## Task to carry out
Please translate this sentence from the court opinion into Spanish: "No process was issued, but on June 8, 1899, a demurrer was filed on behalf of the defendants, signed by one appearing as their attorney."

It is contended by appellants that the decree in the circuit
court against them ought to be set aside because they have not had
the hearing in that court to which they were entitled by law; that
they were not served with process; that counsel unauthorized by
them entered their appearance, and after having wrongfully entered
their appearance failed to take the proper steps for the protection
of their rights. It is also contended by other parties than the
appellants that there was no real controversy between the parties
nominally opposed to each other, and that the litigation was in
fact carried on under the direction and control of the plaintiff.
Held that questions of this kind may be examined upon
motion supported by affidavits, and that it is the duty of a court
to make such inquiry.
Before any proceedings could rightfully be taken against the
defendants, it was essential that they be brought into court by
service of process or that a lawful appearance be made in their
behalf, and, in this case, it is quite clear that the counsel was
not authorized to appear for Mrs. Browning.
It is fitting that this investigation should be had, in the
first place, in the court where the wrong is charged to have been
done, and before the judge who, if the charges are correct, has
been imposed upon by counsel, and it may be wise that both
examination and cross-examination be had in his presence.
On October 8, 1898, the appellee commenced this suit in the
Circuit Court of the United States for the District of West
Page 184 U. S. 163
Virginia to quiet his title to certain lands. In the bill, he
alleged that he was the owner in fee and in the actual possession
of a large tract, known as the "Robert Morris 500,000-Acre Grant,"
which was granted by Virginia in 1795 to Robert Morris, of
Philadelphia, and is situated partly in West Virginia, and partly
in Kentucky and Virginia. He followed this general allegation with
a detailed statement of his chain of title and of certain tax
proceedings. After these averments tending to show his own rights
and title, he charged that Aly and Joseph Hatfield, father and son,
had at different times obtained pretended titles to certain small
tracts within the limits of his grant, stating how these titles
were obtained and wherein he claimed they were invalid. He further
averred that both the Hatfields were dead; that their only heirs
were the two defendants, now appellants, the widow and daughter of
Joseph Hatfield, who wrongfully claimed the tracts last mentioned
and thereby cast a cloud upon the plaintiff's title. No process was
issued, but on June 8, 1899, a demurrer was filed on behalf of the
defendants, signed by one appearing as their attorney. This
demurrer was overruled on May 16, 1900, and leave given to file
answer. Thereupon, as the record states, the defendants declined to
answer but elected to stand upon their demurrer, and on June 2,
1900, a decree was entered in favor of plaintiff, quieting his
title to the lands claimed by the defendants. From this decree an
appeal was prayed and allowed to this Court, and the appeal papers
were filed here on January 3, 1901.
The bill was so framed as to invite a consideration, in some
aspects, of the question of forfeiture for nonpayment of taxes,
presented to this Court in
King v. Mullins, 171 U.
S. 404.
At the beginning of this term, one of the appellants, Nancy C.

## Data lines

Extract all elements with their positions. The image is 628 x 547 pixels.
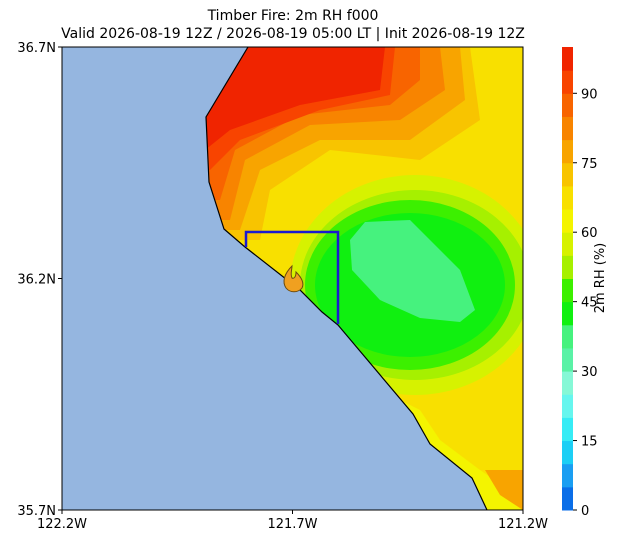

## Exercise answer
No se emitió ningún emplazamiento, pero el 8 de junio de 1899 se presentó una excepción en nombre de los demandados, firmada por alguien que comparecía como su abogado.